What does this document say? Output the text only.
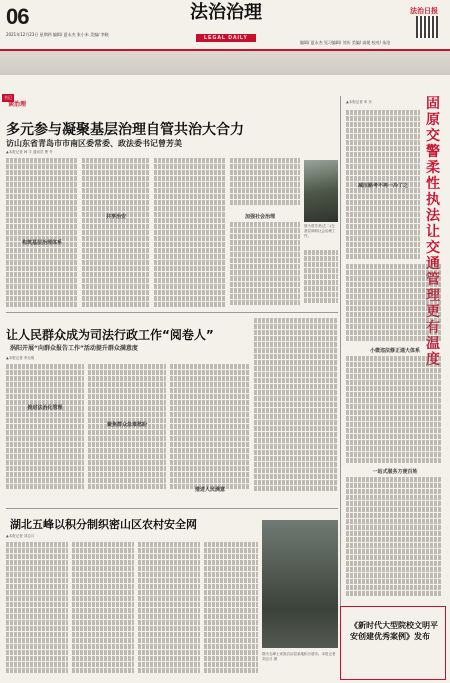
06
2021年12月23日 星期四 编辑/ 夏永杰 张小米 美编/ 李晓
法治治理
LEGAL DAILY
编辑/ 夏永杰 见习编辑/ 刘庆 美编/ 高媛 校对/ 朱沧
法治日报
书记
谈治理
多元参与凝聚基层治理自管共治大合力
访山东省青岛市市南区委常委、政法委书记曾芳美
▲本报记者 韩 宇 通讯员 曹 升
构筑基层治理体系
共享治安	加强社会治理
图为曾芳美(左二)在基层调研社会治理工作。
▲本报记者 申 东	固原交警柔性执法让交通管理更有温度
减压路考不再一冷了之
小微违法修正通大体系
一站式服务方便百姓
《新时代大型院校文明平安创建优秀案例》发布
让人民群众成为司法行政工作“阅卷人”
涡阳开展“向群众报告工作”活动提升群众满意度
▲本报记者 李光明
推进法治化管理
聚焦群众急难愁盼
推进人民满意
湖北五峰以积分制织密山区农村安全网
▲本报记者 刘志月
图为五峰土家族自治县某地积分超市。本报记者 刘志月 摄
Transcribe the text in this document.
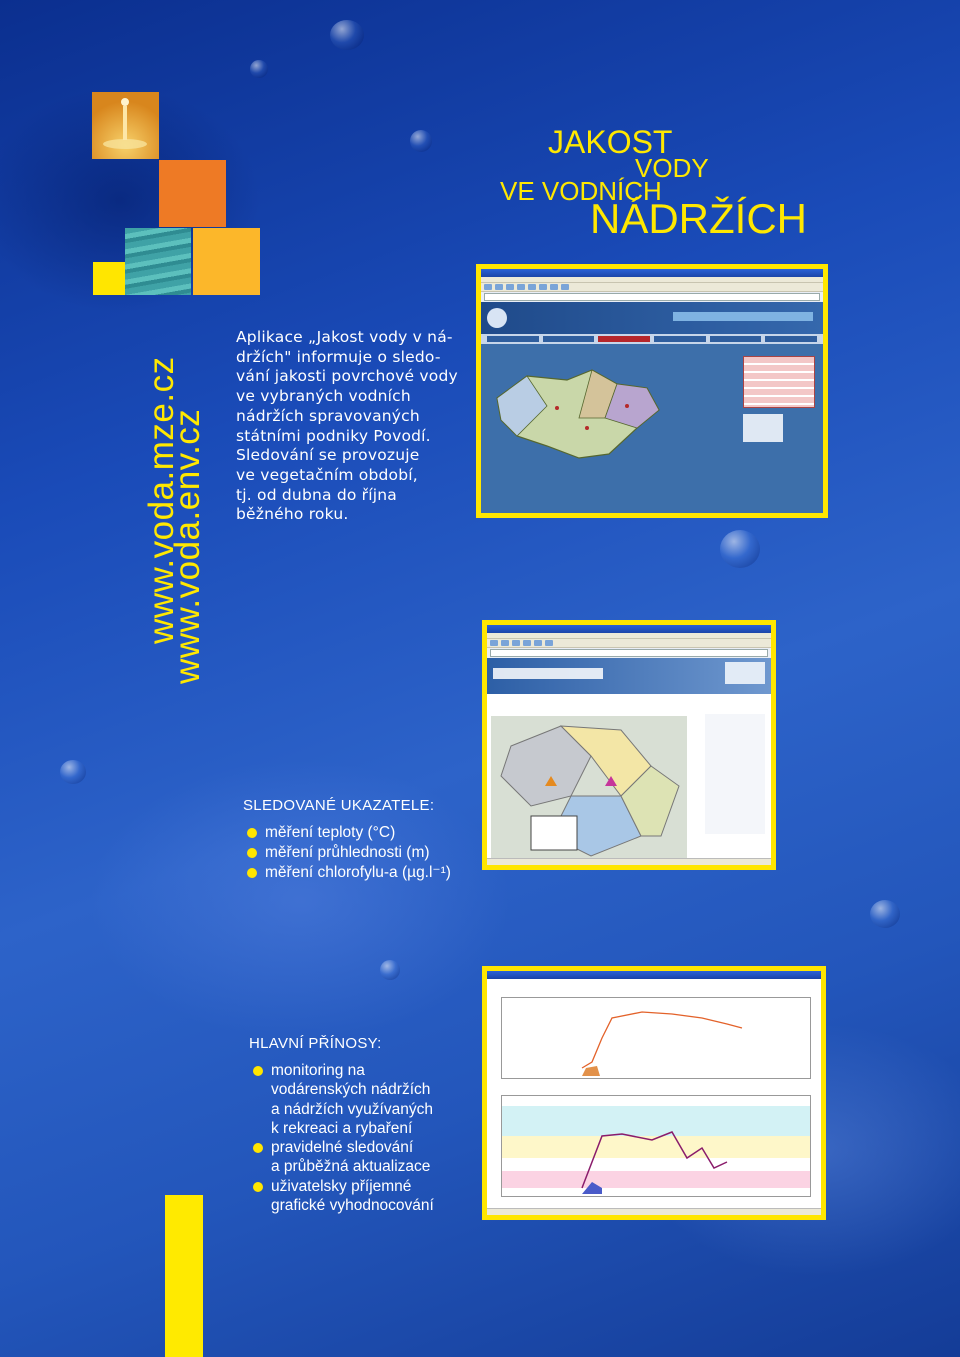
www.voda.mze.cz
www.voda.env.cz
JAKOST
VODY
VE VODNÍCH
NÁDRŽÍCH
Aplikace „Jakost vody v ná-
držích" informuje o sledo-
vání jakosti povrchové vody
ve vybraných vodních
nádržích spravovaných
státními podniky Povodí.
Sledování se provozuje
ve vegetačním období,
tj. od dubna do října
běžného roku.
SLEDOVANÉ UKAZATELE:
měření teploty (°C)
měření průhlednosti (m)
měření chlorofylu-a (µg.l⁻¹)
HLAVNÍ PŘÍNOSY:
monitoring na
vodárenských nádržích
a nádržích využívaných
k rekreaci a rybaření
pravidelné sledování
a průběžná aktualizace
uživatelsky příjemné
grafické vyhodnocování
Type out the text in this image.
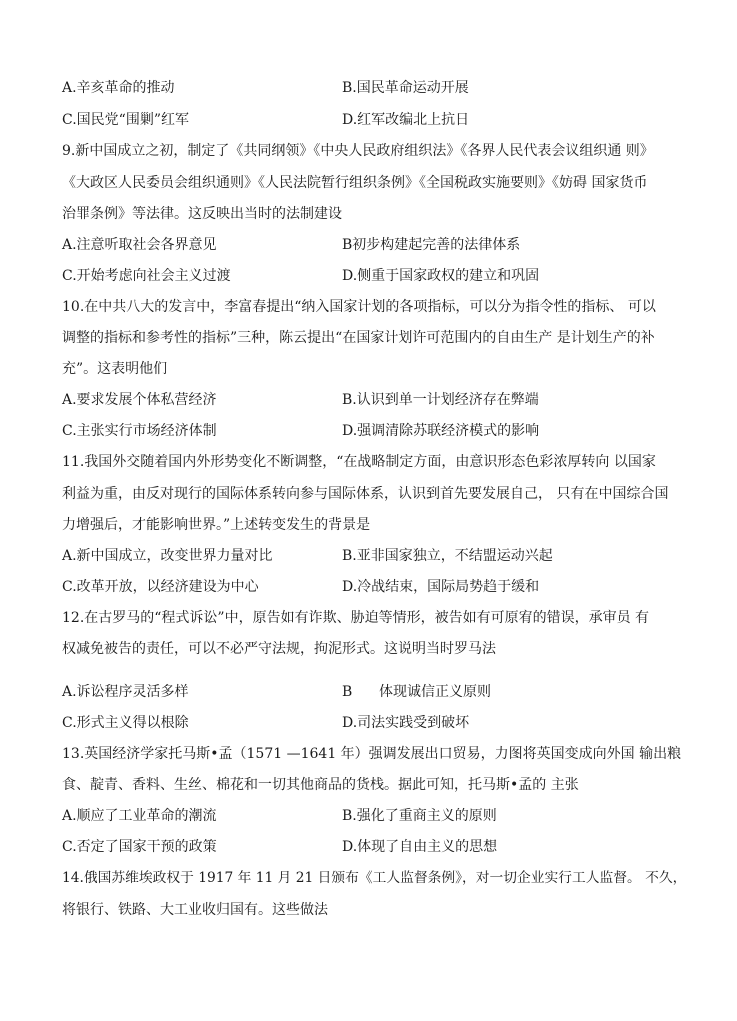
A.辛亥革命的推动	B.国民革命运动开展
C.国民党“围剿”红军	D.红军改编北上抗日
9.新中国成立之初，制定了《共同纲领》《中央人民政府组织法》《各界人民代表会议组织通 则》
《大政区人民委员会组织通则》《人民法院暂行组织条例》《全国税政实施要则》《妨碍 国家货币
治罪条例》等法律。这反映出当时的法制建设
A.注意听取社会各界意见	B初步构建起完善的法律体系
C.开始考虑向社会主义过渡	D.侧重于国家政权的建立和巩固
10.在中共八大的发言中，李富春提出“纳入国家计划的各项指标，可以分为指令性的指标、 可以
调整的指标和参考性的指标”三种，陈云提出“在国家计划许可范围内的自由生产 是计划生产的补
充”。这表明他们
A.要求发展个体私营经济	B.认识到单一计划经济存在弊端
C.主张实行市场经济体制	D.强调清除苏联经济模式的影响
11.我国外交随着国内外形势变化不断调整，“在战略制定方面，由意识形态色彩浓厚转向 以国家
利益为重，由反对现行的国际体系转向参与国际体系，认识到首先要发展自己， 只有在中国综合国
力增强后，才能影响世界。”上述转变发生的背景是
A.新中国成立，改变世界力量对比	B.亚非国家独立，不结盟运动兴起
C.改革开放，以经济建设为中心	D.冷战结束，国际局势趋于缓和
12.在古罗马的“程式诉讼”中，原告如有诈欺、胁迫等情形，被告如有可原宥的错误，承审员 有
权减免被告的责任，可以不必严守法规，拘泥形式。这说明当时罗马法
A.诉讼程序灵活多样	B      体现诚信正义原则
C.形式主义得以根除	D.司法实践受到破坏
13.英国经济学家托马斯•孟（1571 —1641 年）强调发展出口贸易，力图将英国变成向外国 输出粮
食、靛青、香料、生丝、棉花和一切其他商品的货栈。据此可知，托马斯•孟的 主张
A.顺应了工业革命的潮流	B.强化了重商主义的原则
C.否定了国家干预的政策	D.体现了自由主义的思想
14.俄国苏维埃政权于 1917 年 11 月 21 日颁布《工人监督条例》，对一切企业实行工人监督。 不久，
将银行、铁路、大工业收归国有。这些做法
---------------
PROBLEM STATEMENT → Transcribe each line above verbatim, with the pictures left out.

EXERCISE RESULT →
What does this document say? Output the text only.
06
2021年12月23日 星期四 编辑/ 夏永杰 张小米 美编/ 李晓
法治治理
LEGAL DAILY
编辑/ 夏永杰 见习编辑/ 刘庆 美编/ 高媛 校对/ 朱沧
法治日报
书记
谈治理
多元参与凝聚基层治理自管共治大合力
访山东省青岛市市南区委常委、政法委书记曾芳美
▲本报记者 韩 宇 通讯员 曹 升
构筑基层治理体系
共享治安	加强社会治理
图为曾芳美(左二)在基层调研社会治理工作。
▲本报记者 申 东	固原交警柔性执法让交通管理更有温度
减压路考不再一冷了之
小微违法修正通大体系
一站式服务方便百姓
《新时代大型院校文明平安创建优秀案例》发布
让人民群众成为司法行政工作“阅卷人”
涡阳开展“向群众报告工作”活动提升群众满意度
▲本报记者 李光明
推进法治化管理
聚焦群众急难愁盼
推进人民满意
湖北五峰以积分制织密山区农村安全网
▲本报记者 刘志月
图为五峰土家族自治县某地积分超市。本报记者 刘志月 摄
Transcribe the text in this document.
www.voda.mze.cz
www.voda.env.cz
JAKOST
VODY
VE VODNÍCH
NÁDRŽÍCH
Aplikace „Jakost vody v ná-
držích" informuje o sledo-
vání jakosti povrchové vody
ve vybraných vodních
nádržích spravovaných
státními podniky Povodí.
Sledování se provozuje
ve vegetačním období,
tj. od dubna do října
běžného roku.
SLEDOVANÉ UKAZATELE:
měření teploty (°C)
měření průhlednosti (m)
měření chlorofylu-a (µg.l⁻¹)
HLAVNÍ PŘÍNOSY:
monitoring na
vodárenských nádržích
a nádržích využívaných
k rekreaci a rybaření
pravidelné sledování
a průběžná aktualizace
uživatelsky příjemné
grafické vyhodnocování
Type out the text in this image.
A.辛亥革命的推动	B.国民革命运动开展
C.国民党“围剿”红军	D.红军改编北上抗日
9.新中国成立之初，制定了《共同纲领》《中央人民政府组织法》《各界人民代表会议组织通 则》
《大政区人民委员会组织通则》《人民法院暂行组织条例》《全国税政实施要则》《妨碍 国家货币
治罪条例》等法律。这反映出当时的法制建设
A.注意听取社会各界意见	B初步构建起完善的法律体系
C.开始考虑向社会主义过渡	D.侧重于国家政权的建立和巩固
10.在中共八大的发言中，李富春提出“纳入国家计划的各项指标，可以分为指令性的指标、 可以
调整的指标和参考性的指标”三种，陈云提出“在国家计划许可范围内的自由生产 是计划生产的补
充”。这表明他们
A.要求发展个体私营经济	B.认识到单一计划经济存在弊端
C.主张实行市场经济体制	D.强调清除苏联经济模式的影响
11.我国外交随着国内外形势变化不断调整，“在战略制定方面，由意识形态色彩浓厚转向 以国家
利益为重，由反对现行的国际体系转向参与国际体系，认识到首先要发展自己， 只有在中国综合国
力增强后，才能影响世界。”上述转变发生的背景是
A.新中国成立，改变世界力量对比	B.亚非国家独立，不结盟运动兴起
C.改革开放，以经济建设为中心	D.冷战结束，国际局势趋于缓和
12.在古罗马的“程式诉讼”中，原告如有诈欺、胁迫等情形，被告如有可原宥的错误，承审员 有
权减免被告的责任，可以不必严守法规，拘泥形式。这说明当时罗马法
A.诉讼程序灵活多样	B      体现诚信正义原则
C.形式主义得以根除	D.司法实践受到破坏
13.英国经济学家托马斯•孟（1571 —1641 年）强调发展出口贸易，力图将英国变成向外国 输出粮
食、靛青、香料、生丝、棉花和一切其他商品的货栈。据此可知，托马斯•孟的 主张
A.顺应了工业革命的潮流	B.强化了重商主义的原则
C.否定了国家干预的政策	D.体现了自由主义的思想
14.俄国苏维埃政权于 1917 年 11 月 21 日颁布《工人监督条例》，对一切企业实行工人监督。 不久，
将银行、铁路、大工业收归国有。这些做法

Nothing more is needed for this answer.